▶ **Written problem**: Return the whole listing, keeping every character the same.

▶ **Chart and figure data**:
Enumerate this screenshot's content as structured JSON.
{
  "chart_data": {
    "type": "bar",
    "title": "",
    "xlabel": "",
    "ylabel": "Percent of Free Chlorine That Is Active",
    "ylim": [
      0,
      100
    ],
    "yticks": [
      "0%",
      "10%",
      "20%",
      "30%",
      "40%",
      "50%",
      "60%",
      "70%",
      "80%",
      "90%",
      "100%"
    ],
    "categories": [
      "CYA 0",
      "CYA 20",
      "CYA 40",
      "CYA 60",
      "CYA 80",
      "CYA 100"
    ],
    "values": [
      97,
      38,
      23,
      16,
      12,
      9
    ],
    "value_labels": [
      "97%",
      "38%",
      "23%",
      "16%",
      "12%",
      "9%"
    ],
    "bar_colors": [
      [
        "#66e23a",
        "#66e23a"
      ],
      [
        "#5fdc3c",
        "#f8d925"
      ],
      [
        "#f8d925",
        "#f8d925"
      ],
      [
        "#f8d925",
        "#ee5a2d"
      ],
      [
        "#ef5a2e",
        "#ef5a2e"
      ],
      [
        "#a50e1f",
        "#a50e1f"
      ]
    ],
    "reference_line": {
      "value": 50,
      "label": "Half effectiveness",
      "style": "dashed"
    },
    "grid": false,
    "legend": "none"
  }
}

▶ **Written reply**:
Enumerate this screenshot's content as structured JSON.
{
  "chart_data": {
    "type": "bar",
    "title": "",
    "xlabel": "",
    "ylabel": "Percent of Free Chlorine That Is Active",
    "ylim": [
      0,
      100
    ],
    "yticks": [
      "0%",
      "10%",
      "20%",
      "30%",
      "40%",
      "50%",
      "60%",
      "70%",
      "80%",
      "90%",
      "100%"
    ],
    "categories": [
      "CYA 0",
      "CYA 20",
      "CYA 40",
      "CYA 60",
      "CYA 80",
      "CYA 100"
    ],
    "values": [
      97,
      38,
      23,
      16,
      12,
      9
    ],
    "value_labels": [
      "97%",
      "38%",
      "23%",
      "16%",
      "12%",
      "9%"
    ],
    "bar_colors": [
      [
        "#66e23a",
        "#66e23a"
      ],
      [
        "#5fdc3c",
        "#f8d925"
      ],
      [
        "#f8d925",
        "#f8d925"
      ],
      [
        "#f8d925",
        "#ee5a2d"
      ],
      [
        "#ef5a2e",
        "#ef5a2e"
      ],
      [
        "#a50e1f",
        "#a50e1f"
      ]
    ],
    "reference_line": {
      "value": 50,
      "label": "Half effectiveness",
      "style": "dashed"
    },
    "grid": false,
    "legend": "none"
  }
}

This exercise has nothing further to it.